▸ **SUPPLIED RECORDS**
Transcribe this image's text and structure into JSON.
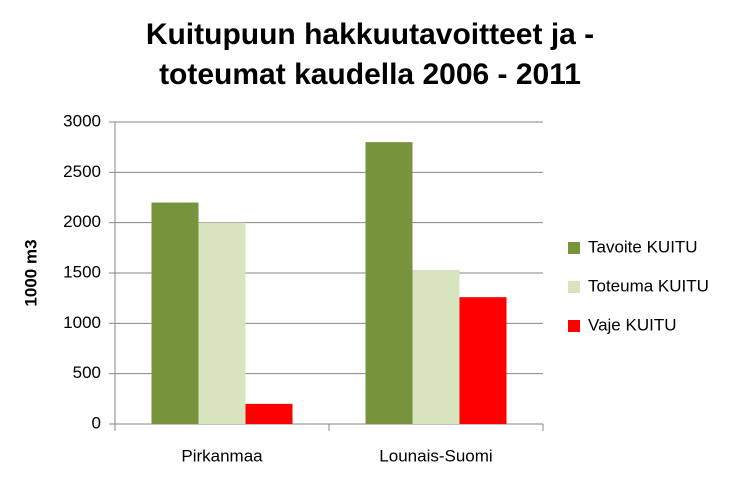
{
  "chart_data": {
    "type": "bar",
    "title": [
      "Kuitupuun hakkuutavoitteet ja -",
      "toteumat kaudella 2006 - 2011"
    ],
    "y_label": "1000 m3",
    "categories": [
      "Pirkanmaa",
      "Lounais-Suomi"
    ],
    "series": [
      {
        "name": "Tavoite KUITU",
        "color": "#77933c",
        "values": [
          2200,
          2800
        ]
      },
      {
        "name": "Toteuma KUITU",
        "color": "#d7e4bd",
        "values": [
          2000,
          1530
        ]
      },
      {
        "name": "Vaje KUITU",
        "color": "#ff0000",
        "values": [
          200,
          1260
        ]
      }
    ],
    "ylim": [
      0,
      3000
    ],
    "yticks": [
      0,
      500,
      1000,
      1500,
      2000,
      2500,
      3000
    ],
    "grid": true,
    "legend": "right"
  }
}
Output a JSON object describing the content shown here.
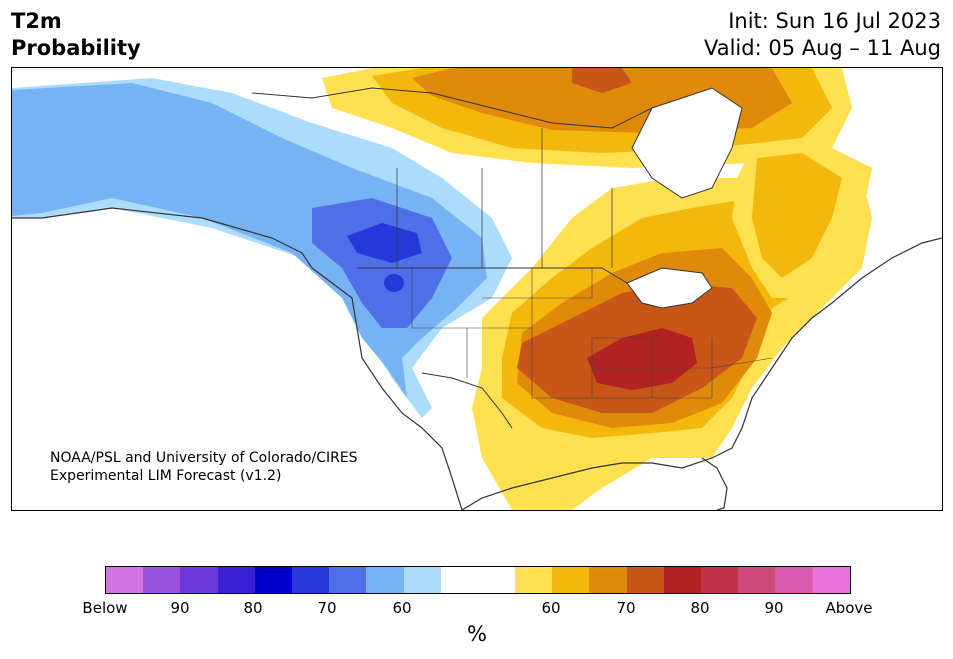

▸ **GIVEN INSTRUCTION**
Pick out and copy the lines of the entries that hold the string "JSON".

▸ **RESULT**
Transcribe this image's text and structure into JSON.
Output a JSON object describing the content shown here.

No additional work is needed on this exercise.